*** Begin section ***

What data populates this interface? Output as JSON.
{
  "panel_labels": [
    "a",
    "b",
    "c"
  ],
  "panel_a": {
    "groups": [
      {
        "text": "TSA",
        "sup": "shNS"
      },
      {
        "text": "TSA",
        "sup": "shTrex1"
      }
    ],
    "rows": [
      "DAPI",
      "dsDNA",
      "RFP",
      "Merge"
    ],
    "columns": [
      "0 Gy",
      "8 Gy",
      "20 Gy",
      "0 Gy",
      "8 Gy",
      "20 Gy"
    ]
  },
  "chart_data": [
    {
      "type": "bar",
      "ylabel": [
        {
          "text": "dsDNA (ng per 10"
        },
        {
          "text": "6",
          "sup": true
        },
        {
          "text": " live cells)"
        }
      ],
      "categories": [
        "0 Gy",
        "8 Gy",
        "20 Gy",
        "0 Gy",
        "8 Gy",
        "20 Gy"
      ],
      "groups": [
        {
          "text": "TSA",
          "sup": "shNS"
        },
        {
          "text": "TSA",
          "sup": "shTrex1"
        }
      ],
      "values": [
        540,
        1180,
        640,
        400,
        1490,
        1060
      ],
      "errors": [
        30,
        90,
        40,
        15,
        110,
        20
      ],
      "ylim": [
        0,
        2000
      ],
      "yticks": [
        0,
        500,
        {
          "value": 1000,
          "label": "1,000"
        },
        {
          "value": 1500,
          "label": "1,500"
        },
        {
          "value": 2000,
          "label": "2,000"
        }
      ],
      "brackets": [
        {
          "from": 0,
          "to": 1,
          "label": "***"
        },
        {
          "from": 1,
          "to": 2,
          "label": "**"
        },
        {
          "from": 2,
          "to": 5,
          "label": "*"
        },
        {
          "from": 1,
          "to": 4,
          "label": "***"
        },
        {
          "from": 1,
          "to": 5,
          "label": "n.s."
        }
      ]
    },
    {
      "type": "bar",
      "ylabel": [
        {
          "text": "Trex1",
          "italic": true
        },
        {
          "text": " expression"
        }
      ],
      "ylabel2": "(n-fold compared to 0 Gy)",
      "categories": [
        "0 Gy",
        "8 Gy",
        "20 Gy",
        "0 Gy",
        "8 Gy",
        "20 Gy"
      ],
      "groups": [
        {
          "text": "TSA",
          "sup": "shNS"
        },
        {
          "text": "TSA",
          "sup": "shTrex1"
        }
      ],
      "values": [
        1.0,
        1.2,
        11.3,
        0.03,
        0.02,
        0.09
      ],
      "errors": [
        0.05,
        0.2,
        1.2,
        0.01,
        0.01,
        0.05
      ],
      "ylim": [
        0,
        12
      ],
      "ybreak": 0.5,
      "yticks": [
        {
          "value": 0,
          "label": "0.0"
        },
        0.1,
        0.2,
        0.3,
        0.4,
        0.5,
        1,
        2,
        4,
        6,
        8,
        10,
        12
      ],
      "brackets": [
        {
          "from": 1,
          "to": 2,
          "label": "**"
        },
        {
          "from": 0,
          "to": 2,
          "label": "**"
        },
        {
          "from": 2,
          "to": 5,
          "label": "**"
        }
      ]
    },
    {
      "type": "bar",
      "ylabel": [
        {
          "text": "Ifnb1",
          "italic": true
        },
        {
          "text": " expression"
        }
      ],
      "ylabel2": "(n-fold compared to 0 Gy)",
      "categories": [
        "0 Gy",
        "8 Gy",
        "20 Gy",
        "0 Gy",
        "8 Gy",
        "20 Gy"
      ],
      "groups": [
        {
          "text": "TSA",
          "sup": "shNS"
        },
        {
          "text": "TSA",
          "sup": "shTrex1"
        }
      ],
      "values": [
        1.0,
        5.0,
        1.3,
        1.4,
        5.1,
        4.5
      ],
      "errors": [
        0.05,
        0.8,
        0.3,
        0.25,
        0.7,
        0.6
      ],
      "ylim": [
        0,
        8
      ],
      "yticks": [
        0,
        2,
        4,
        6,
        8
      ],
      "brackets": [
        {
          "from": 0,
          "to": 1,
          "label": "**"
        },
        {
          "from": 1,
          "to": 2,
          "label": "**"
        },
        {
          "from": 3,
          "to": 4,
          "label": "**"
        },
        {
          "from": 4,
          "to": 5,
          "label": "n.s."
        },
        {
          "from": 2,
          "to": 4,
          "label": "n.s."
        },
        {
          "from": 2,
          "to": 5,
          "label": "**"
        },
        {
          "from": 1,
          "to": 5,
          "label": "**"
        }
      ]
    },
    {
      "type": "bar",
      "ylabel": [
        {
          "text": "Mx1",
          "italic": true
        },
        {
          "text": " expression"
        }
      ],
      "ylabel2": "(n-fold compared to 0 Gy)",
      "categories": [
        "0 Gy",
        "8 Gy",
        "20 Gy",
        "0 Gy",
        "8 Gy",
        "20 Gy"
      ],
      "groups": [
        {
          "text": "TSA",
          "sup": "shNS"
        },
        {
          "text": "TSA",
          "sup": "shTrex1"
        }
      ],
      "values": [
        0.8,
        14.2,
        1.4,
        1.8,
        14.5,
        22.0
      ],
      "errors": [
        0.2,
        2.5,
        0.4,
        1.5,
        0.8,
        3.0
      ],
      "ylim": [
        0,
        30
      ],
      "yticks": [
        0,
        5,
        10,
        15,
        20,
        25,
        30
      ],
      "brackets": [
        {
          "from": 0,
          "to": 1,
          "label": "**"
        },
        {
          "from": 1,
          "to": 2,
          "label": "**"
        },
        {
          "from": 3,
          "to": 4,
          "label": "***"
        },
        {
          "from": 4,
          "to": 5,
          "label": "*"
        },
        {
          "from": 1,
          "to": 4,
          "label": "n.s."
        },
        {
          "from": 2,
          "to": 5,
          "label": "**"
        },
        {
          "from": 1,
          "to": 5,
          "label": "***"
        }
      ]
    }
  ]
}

*** End section ***

* **PROBLEM**:
Each line above should be duplicated without any alteration.

* **ANSWER BELOW**:
What data populates this interface? Output as JSON.
{
  "panel_labels": [
    "a",
    "b",
    "c"
  ],
  "panel_a": {
    "groups": [
      {
        "text": "TSA",
        "sup": "shNS"
      },
      {
        "text": "TSA",
        "sup": "shTrex1"
      }
    ],
    "rows": [
      "DAPI",
      "dsDNA",
      "RFP",
      "Merge"
    ],
    "columns": [
      "0 Gy",
      "8 Gy",
      "20 Gy",
      "0 Gy",
      "8 Gy",
      "20 Gy"
    ]
  },
  "chart_data": [
    {
      "type": "bar",
      "ylabel": [
        {
          "text": "dsDNA (ng per 10"
        },
        {
          "text": "6",
          "sup": true
        },
        {
          "text": " live cells)"
        }
      ],
      "categories": [
        "0 Gy",
        "8 Gy",
        "20 Gy",
        "0 Gy",
        "8 Gy",
        "20 Gy"
      ],
      "groups": [
        {
          "text": "TSA",
          "sup": "shNS"
        },
        {
          "text": "TSA",
          "sup": "shTrex1"
        }
      ],
      "values": [
        540,
        1180,
        640,
        400,
        1490,
        1060
      ],
      "errors": [
        30,
        90,
        40,
        15,
        110,
        20
      ],
      "ylim": [
        0,
        2000
      ],
      "yticks": [
        0,
        500,
        {
          "value": 1000,
          "label": "1,000"
        },
        {
          "value": 1500,
          "label": "1,500"
        },
        {
          "value": 2000,
          "label": "2,000"
        }
      ],
      "brackets": [
        {
          "from": 0,
          "to": 1,
          "label": "***"
        },
        {
          "from": 1,
          "to": 2,
          "label": "**"
        },
        {
          "from": 2,
          "to": 5,
          "label": "*"
        },
        {
          "from": 1,
          "to": 4,
          "label": "***"
        },
        {
          "from": 1,
          "to": 5,
          "label": "n.s."
        }
      ]
    },
    {
      "type": "bar",
      "ylabel": [
        {
          "text": "Trex1",
          "italic": true
        },
        {
          "text": " expression"
        }
      ],
      "ylabel2": "(n-fold compared to 0 Gy)",
      "categories": [
        "0 Gy",
        "8 Gy",
        "20 Gy",
        "0 Gy",
        "8 Gy",
        "20 Gy"
      ],
      "groups": [
        {
          "text": "TSA",
          "sup": "shNS"
        },
        {
          "text": "TSA",
          "sup": "shTrex1"
        }
      ],
      "values": [
        1.0,
        1.2,
        11.3,
        0.03,
        0.02,
        0.09
      ],
      "errors": [
        0.05,
        0.2,
        1.2,
        0.01,
        0.01,
        0.05
      ],
      "ylim": [
        0,
        12
      ],
      "ybreak": 0.5,
      "yticks": [
        {
          "value": 0,
          "label": "0.0"
        },
        0.1,
        0.2,
        0.3,
        0.4,
        0.5,
        1,
        2,
        4,
        6,
        8,
        10,
        12
      ],
      "brackets": [
        {
          "from": 1,
          "to": 2,
          "label": "**"
        },
        {
          "from": 0,
          "to": 2,
          "label": "**"
        },
        {
          "from": 2,
          "to": 5,
          "label": "**"
        }
      ]
    },
    {
      "type": "bar",
      "ylabel": [
        {
          "text": "Ifnb1",
          "italic": true
        },
        {
          "text": " expression"
        }
      ],
      "ylabel2": "(n-fold compared to 0 Gy)",
      "categories": [
        "0 Gy",
        "8 Gy",
        "20 Gy",
        "0 Gy",
        "8 Gy",
        "20 Gy"
      ],
      "groups": [
        {
          "text": "TSA",
          "sup": "shNS"
        },
        {
          "text": "TSA",
          "sup": "shTrex1"
        }
      ],
      "values": [
        1.0,
        5.0,
        1.3,
        1.4,
        5.1,
        4.5
      ],
      "errors": [
        0.05,
        0.8,
        0.3,
        0.25,
        0.7,
        0.6
      ],
      "ylim": [
        0,
        8
      ],
      "yticks": [
        0,
        2,
        4,
        6,
        8
      ],
      "brackets": [
        {
          "from": 0,
          "to": 1,
          "label": "**"
        },
        {
          "from": 1,
          "to": 2,
          "label": "**"
        },
        {
          "from": 3,
          "to": 4,
          "label": "**"
        },
        {
          "from": 4,
          "to": 5,
          "label": "n.s."
        },
        {
          "from": 2,
          "to": 4,
          "label": "n.s."
        },
        {
          "from": 2,
          "to": 5,
          "label": "**"
        },
        {
          "from": 1,
          "to": 5,
          "label": "**"
        }
      ]
    },
    {
      "type": "bar",
      "ylabel": [
        {
          "text": "Mx1",
          "italic": true
        },
        {
          "text": " expression"
        }
      ],
      "ylabel2": "(n-fold compared to 0 Gy)",
      "categories": [
        "0 Gy",
        "8 Gy",
        "20 Gy",
        "0 Gy",
        "8 Gy",
        "20 Gy"
      ],
      "groups": [
        {
          "text": "TSA",
          "sup": "shNS"
        },
        {
          "text": "TSA",
          "sup": "shTrex1"
        }
      ],
      "values": [
        0.8,
        14.2,
        1.4,
        1.8,
        14.5,
        22.0
      ],
      "errors": [
        0.2,
        2.5,
        0.4,
        1.5,
        0.8,
        3.0
      ],
      "ylim": [
        0,
        30
      ],
      "yticks": [
        0,
        5,
        10,
        15,
        20,
        25,
        30
      ],
      "brackets": [
        {
          "from": 0,
          "to": 1,
          "label": "**"
        },
        {
          "from": 1,
          "to": 2,
          "label": "**"
        },
        {
          "from": 3,
          "to": 4,
          "label": "***"
        },
        {
          "from": 4,
          "to": 5,
          "label": "*"
        },
        {
          "from": 1,
          "to": 4,
          "label": "n.s."
        },
        {
          "from": 2,
          "to": 5,
          "label": "**"
        },
        {
          "from": 1,
          "to": 5,
          "label": "***"
        }
      ]
    }
  ]
}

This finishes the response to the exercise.